State the count of lines below in which the word "Ubuntu" appears, and add nothing.
################
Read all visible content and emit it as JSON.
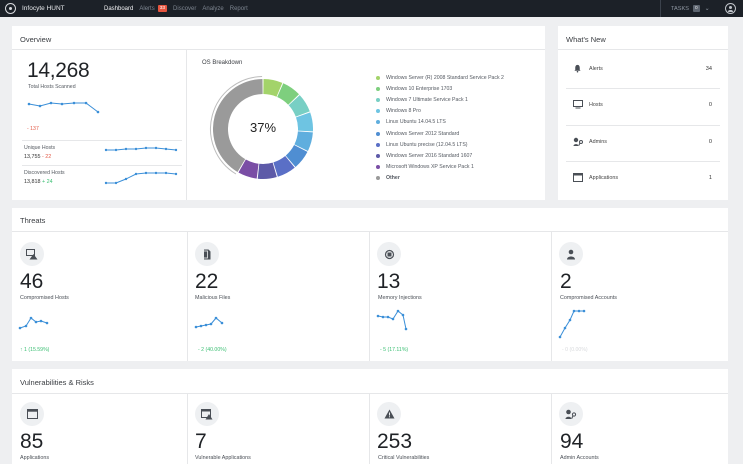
{
  "topbar": {
    "app_title": "Infocyte HUNT",
    "nav": [
      "Dashboard",
      "Alerts",
      "Discover",
      "Analyze",
      "Report"
    ],
    "alerts_badge": "33",
    "tasks_label": "TASKS",
    "tasks_count": "0"
  },
  "overview": {
    "title": "Overview",
    "total_hosts": "14,268",
    "total_hosts_label": "Total Hosts Scanned",
    "total_delta": "- 137",
    "unique_label": "Unique Hosts",
    "unique_value": "13,755",
    "unique_delta": "- 22",
    "discovered_label": "Discovered Hosts",
    "discovered_value": "13,818",
    "discovered_delta": "+ 24",
    "os_title": "OS Breakdown",
    "os_percent": "37%",
    "os_legend": [
      {
        "label": "Windows Server (R) 2008 Standard Service Pack 2",
        "color": "#a3d36a"
      },
      {
        "label": "Windows 10 Enterprise 1703",
        "color": "#7ecf7e"
      },
      {
        "label": "Windows 7 Ultimate Service Pack 1",
        "color": "#78cfc4"
      },
      {
        "label": "Windows 8 Pro",
        "color": "#6ec4e2"
      },
      {
        "label": "Linux Ubuntu 14.04.5 LTS",
        "color": "#5faede"
      },
      {
        "label": "Windows Server 2012 Standard",
        "color": "#4f8ed2"
      },
      {
        "label": "Linux Ubuntu precise (12.04.5 LTS)",
        "color": "#5a6fc6"
      },
      {
        "label": "Windows Server 2016 Standard 1607",
        "color": "#5d5aa8"
      },
      {
        "label": "Microsoft Windows XP Service Pack 1",
        "color": "#7a4ea5"
      },
      {
        "label": "Other",
        "color": "#9a9a9a"
      }
    ]
  },
  "whats_new": {
    "title": "What's New",
    "rows": [
      {
        "name": "Alerts",
        "value": "34",
        "icon": "bell-icon"
      },
      {
        "name": "Hosts",
        "value": "0",
        "icon": "monitor-icon"
      },
      {
        "name": "Admins",
        "value": "0",
        "icon": "admin-key-icon"
      },
      {
        "name": "Applications",
        "value": "1",
        "icon": "window-icon"
      }
    ]
  },
  "threats": {
    "title": "Threats",
    "tiles": [
      {
        "value": "46",
        "label": "Compromised Hosts",
        "delta": "↑ 1 (15.59%)",
        "icon": "compromised-host-icon",
        "delta_color": "#3bbf73"
      },
      {
        "value": "22",
        "label": "Malicious Files",
        "delta": "- 2 (40.00%)",
        "icon": "file-icon",
        "delta_color": "#3bbf73"
      },
      {
        "value": "13",
        "label": "Memory Injections",
        "delta": "- 5 (17.11%)",
        "icon": "chip-icon",
        "delta_color": "#3bbf73"
      },
      {
        "value": "2",
        "label": "Compromised Accounts",
        "delta": "- 0 (0.00%)",
        "icon": "user-icon",
        "delta_color": "#d8dadd"
      }
    ]
  },
  "vulns": {
    "title": "Vulnerabilities & Risks",
    "tiles": [
      {
        "value": "85",
        "label": "Applications",
        "icon": "window-icon"
      },
      {
        "value": "7",
        "label": "Vulnerable Applications",
        "icon": "vulnerable-window-icon"
      },
      {
        "value": "253",
        "label": "Critical Vulnerabilities",
        "icon": "warning-icon"
      },
      {
        "value": "94",
        "label": "Admin Accounts",
        "icon": "admin-key-icon"
      }
    ]
  }
}
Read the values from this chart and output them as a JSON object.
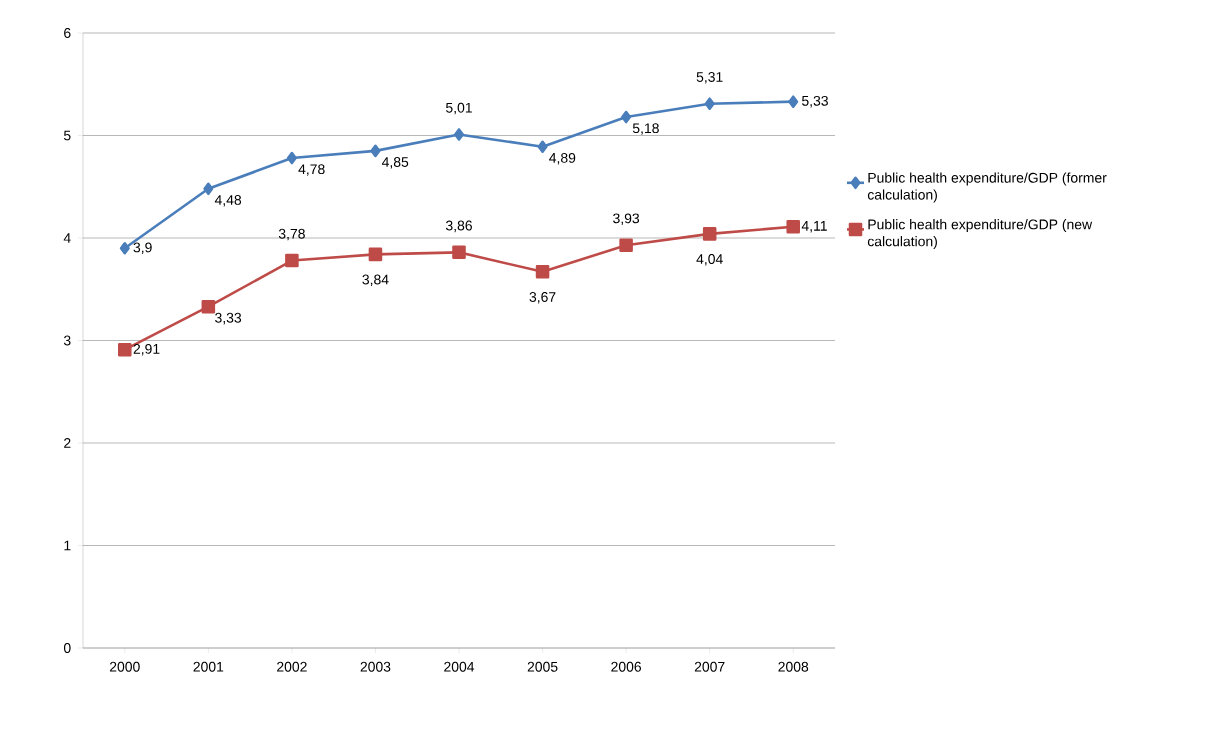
{
  "chart_data": {
    "type": "line",
    "categories": [
      "2000",
      "2001",
      "2002",
      "2003",
      "2004",
      "2005",
      "2006",
      "2007",
      "2008"
    ],
    "series": [
      {
        "name": "Public health expenditure/GDP (former calculation)",
        "color": "#4a7ebb",
        "marker": "diamond",
        "values": [
          3.9,
          4.48,
          4.78,
          4.85,
          5.01,
          4.89,
          5.18,
          5.31,
          5.33
        ],
        "value_labels": [
          "3,9",
          "4,48",
          "4,78",
          "4,85",
          "5,01",
          "4,89",
          "5,18",
          "5,31",
          "5,33"
        ]
      },
      {
        "name": "Public health expenditure/GDP (new calculation)",
        "color": "#be4b48",
        "marker": "square",
        "values": [
          2.91,
          3.33,
          3.78,
          3.84,
          3.86,
          3.67,
          3.93,
          4.04,
          4.11
        ],
        "value_labels": [
          "2,91",
          "3,33",
          "3,78",
          "3,84",
          "3,86",
          "3,67",
          "3,93",
          "4,04",
          "4,11"
        ]
      }
    ],
    "ylim": [
      0,
      6
    ],
    "yticks": [
      0,
      1,
      2,
      3,
      4,
      5,
      6
    ],
    "grid": "y",
    "legend": "right",
    "line_style": "solid"
  }
}
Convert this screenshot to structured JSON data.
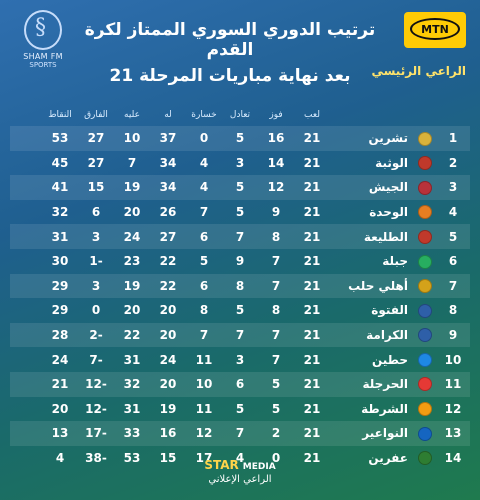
{
  "header": {
    "title_line1": "ترتيب الدوري السوري الممتاز لكرة القدم",
    "title_line2": "بعد نهاية مباريات المرحلة 21",
    "left_logo_name": "SHAM FM",
    "left_logo_sub": "SPORTS",
    "mtn_text": "MTN",
    "sponsor_label": "الراعي الرئيسي"
  },
  "columns": {
    "played": "لعب",
    "won": "فوز",
    "draw": "تعادل",
    "lost": "خسارة",
    "for": "له",
    "against": "عليه",
    "diff": "الفارق",
    "points": "النقاط"
  },
  "teams": [
    {
      "rank": "1",
      "name": "تشرين",
      "played": "21",
      "won": "16",
      "draw": "5",
      "lost": "0",
      "for": "37",
      "against": "10",
      "diff": "27",
      "points": "53",
      "color": "#d9b23a"
    },
    {
      "rank": "2",
      "name": "الوثبة",
      "played": "21",
      "won": "14",
      "draw": "3",
      "lost": "4",
      "for": "34",
      "against": "7",
      "diff": "27",
      "points": "45",
      "color": "#c0392b"
    },
    {
      "rank": "3",
      "name": "الجيش",
      "played": "21",
      "won": "12",
      "draw": "5",
      "lost": "4",
      "for": "34",
      "against": "19",
      "diff": "15",
      "points": "41",
      "color": "#b8323a"
    },
    {
      "rank": "4",
      "name": "الوحدة",
      "played": "21",
      "won": "9",
      "draw": "5",
      "lost": "7",
      "for": "26",
      "against": "20",
      "diff": "6",
      "points": "32",
      "color": "#e67e22"
    },
    {
      "rank": "5",
      "name": "الطليعة",
      "played": "21",
      "won": "8",
      "draw": "7",
      "lost": "6",
      "for": "27",
      "against": "24",
      "diff": "3",
      "points": "31",
      "color": "#c0392b"
    },
    {
      "rank": "6",
      "name": "جبلة",
      "played": "21",
      "won": "7",
      "draw": "9",
      "lost": "5",
      "for": "22",
      "against": "23",
      "diff": "-1",
      "points": "30",
      "color": "#27ae60"
    },
    {
      "rank": "7",
      "name": "أهلي حلب",
      "played": "21",
      "won": "7",
      "draw": "8",
      "lost": "6",
      "for": "22",
      "against": "19",
      "diff": "3",
      "points": "29",
      "color": "#d4a21a"
    },
    {
      "rank": "8",
      "name": "الفتوة",
      "played": "21",
      "won": "8",
      "draw": "5",
      "lost": "8",
      "for": "20",
      "against": "20",
      "diff": "0",
      "points": "29",
      "color": "#2e5fa8"
    },
    {
      "rank": "9",
      "name": "الكرامة",
      "played": "21",
      "won": "7",
      "draw": "7",
      "lost": "7",
      "for": "20",
      "against": "22",
      "diff": "-2",
      "points": "28",
      "color": "#2e5fa8"
    },
    {
      "rank": "10",
      "name": "حطين",
      "played": "21",
      "won": "7",
      "draw": "3",
      "lost": "11",
      "for": "24",
      "against": "31",
      "diff": "-7",
      "points": "24",
      "color": "#1e88e5"
    },
    {
      "rank": "11",
      "name": "الحرجلة",
      "played": "21",
      "won": "5",
      "draw": "6",
      "lost": "10",
      "for": "20",
      "against": "32",
      "diff": "-12",
      "points": "21",
      "color": "#e53935"
    },
    {
      "rank": "12",
      "name": "الشرطة",
      "played": "21",
      "won": "5",
      "draw": "5",
      "lost": "11",
      "for": "19",
      "against": "31",
      "diff": "-12",
      "points": "20",
      "color": "#f39c12"
    },
    {
      "rank": "13",
      "name": "النواعير",
      "played": "21",
      "won": "2",
      "draw": "7",
      "lost": "12",
      "for": "16",
      "against": "33",
      "diff": "-17",
      "points": "13",
      "color": "#1565c0"
    },
    {
      "rank": "14",
      "name": "عفرين",
      "played": "21",
      "won": "0",
      "draw": "4",
      "lost": "17",
      "for": "15",
      "against": "53",
      "diff": "-38",
      "points": "4",
      "color": "#2e7d32"
    }
  ],
  "footer": {
    "brand": "STAR",
    "brand_sub": "MEDIA",
    "label": "الراعي الإعلاني"
  }
}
################
● Full output
2